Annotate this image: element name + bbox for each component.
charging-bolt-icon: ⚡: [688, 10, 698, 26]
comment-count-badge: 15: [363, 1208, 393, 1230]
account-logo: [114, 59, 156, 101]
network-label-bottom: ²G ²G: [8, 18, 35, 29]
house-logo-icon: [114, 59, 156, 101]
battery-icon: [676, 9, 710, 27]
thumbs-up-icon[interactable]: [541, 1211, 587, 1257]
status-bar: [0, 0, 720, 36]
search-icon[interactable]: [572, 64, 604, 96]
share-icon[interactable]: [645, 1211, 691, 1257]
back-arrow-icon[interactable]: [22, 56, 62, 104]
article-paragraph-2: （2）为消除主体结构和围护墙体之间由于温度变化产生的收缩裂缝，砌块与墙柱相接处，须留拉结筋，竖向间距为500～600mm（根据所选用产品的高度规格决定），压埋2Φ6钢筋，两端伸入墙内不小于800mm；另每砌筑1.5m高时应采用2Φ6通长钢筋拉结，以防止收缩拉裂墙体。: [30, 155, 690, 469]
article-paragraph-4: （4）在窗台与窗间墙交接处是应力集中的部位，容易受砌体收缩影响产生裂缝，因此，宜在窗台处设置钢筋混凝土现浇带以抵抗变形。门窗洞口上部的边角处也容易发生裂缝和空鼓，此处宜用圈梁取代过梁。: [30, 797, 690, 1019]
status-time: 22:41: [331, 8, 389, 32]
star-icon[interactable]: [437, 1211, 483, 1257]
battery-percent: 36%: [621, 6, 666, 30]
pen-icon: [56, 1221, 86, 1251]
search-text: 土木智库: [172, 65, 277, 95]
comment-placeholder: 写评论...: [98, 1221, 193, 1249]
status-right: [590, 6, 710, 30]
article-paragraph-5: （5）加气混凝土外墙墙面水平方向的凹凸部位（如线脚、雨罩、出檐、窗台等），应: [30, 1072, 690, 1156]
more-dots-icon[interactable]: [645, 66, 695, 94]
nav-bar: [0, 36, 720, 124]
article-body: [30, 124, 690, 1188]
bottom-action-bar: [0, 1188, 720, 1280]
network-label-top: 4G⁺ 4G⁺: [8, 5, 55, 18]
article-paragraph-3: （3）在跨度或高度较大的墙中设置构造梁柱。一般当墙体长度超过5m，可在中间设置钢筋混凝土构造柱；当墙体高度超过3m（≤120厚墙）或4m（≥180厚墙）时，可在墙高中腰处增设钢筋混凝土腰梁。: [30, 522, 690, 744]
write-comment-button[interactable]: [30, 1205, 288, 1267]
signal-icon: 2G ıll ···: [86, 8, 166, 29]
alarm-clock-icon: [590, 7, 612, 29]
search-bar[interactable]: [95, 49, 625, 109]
※
> **Request**
Copy out every line of the records above, character for character, without changing anything.

> **Task output**
Annotate this image: element name + bbox for each component.
charging-bolt-icon: ⚡: [688, 10, 698, 26]
comment-count-badge: 15: [363, 1208, 393, 1230]
account-logo: [114, 59, 156, 101]
network-label-bottom: ²G ²G: [8, 18, 35, 29]
house-logo-icon: [114, 59, 156, 101]
battery-icon: [676, 9, 710, 27]
thumbs-up-icon[interactable]: [541, 1211, 587, 1257]
status-bar: [0, 0, 720, 36]
search-icon[interactable]: [572, 64, 604, 96]
share-icon[interactable]: [645, 1211, 691, 1257]
back-arrow-icon[interactable]: [22, 56, 62, 104]
article-paragraph-2: （2）为消除主体结构和围护墙体之间由于温度变化产生的收缩裂缝，砌块与墙柱相接处，须留拉结筋，竖向间距为500～600mm（根据所选用产品的高度规格决定），压埋2Φ6钢筋，两端伸入墙内不小于800mm；另每砌筑1.5m高时应采用2Φ6通长钢筋拉结，以防止收缩拉裂墙体。: [30, 155, 690, 469]
article-paragraph-4: （4）在窗台与窗间墙交接处是应力集中的部位，容易受砌体收缩影响产生裂缝，因此，宜在窗台处设置钢筋混凝土现浇带以抵抗变形。门窗洞口上部的边角处也容易发生裂缝和空鼓，此处宜用圈梁取代过梁。: [30, 797, 690, 1019]
status-time: 22:41: [331, 8, 389, 32]
star-icon[interactable]: [437, 1211, 483, 1257]
battery-percent: 36%: [621, 6, 666, 30]
pen-icon: [56, 1221, 86, 1251]
search-text: 土木智库: [172, 65, 277, 95]
comment-placeholder: 写评论...: [98, 1221, 193, 1249]
status-right: [590, 6, 710, 30]
article-paragraph-5: （5）加气混凝土外墙墙面水平方向的凹凸部位（如线脚、雨罩、出檐、窗台等），应: [30, 1072, 690, 1156]
more-dots-icon[interactable]: [645, 66, 695, 94]
nav-bar: [0, 36, 720, 124]
article-body: [30, 124, 690, 1188]
bottom-action-bar: [0, 1188, 720, 1280]
network-label-top: 4G⁺ 4G⁺: [8, 5, 55, 18]
article-paragraph-3: （3）在跨度或高度较大的墙中设置构造梁柱。一般当墙体长度超过5m，可在中间设置钢筋混凝土构造柱；当墙体高度超过3m（≤120厚墙）或4m（≥180厚墙）时，可在墙高中腰处增设钢筋混凝土腰梁。: [30, 522, 690, 744]
write-comment-button[interactable]: [30, 1205, 288, 1267]
signal-icon: 2G ıll ···: [86, 8, 166, 29]
alarm-clock-icon: [590, 7, 612, 29]
search-bar[interactable]: [95, 49, 625, 109]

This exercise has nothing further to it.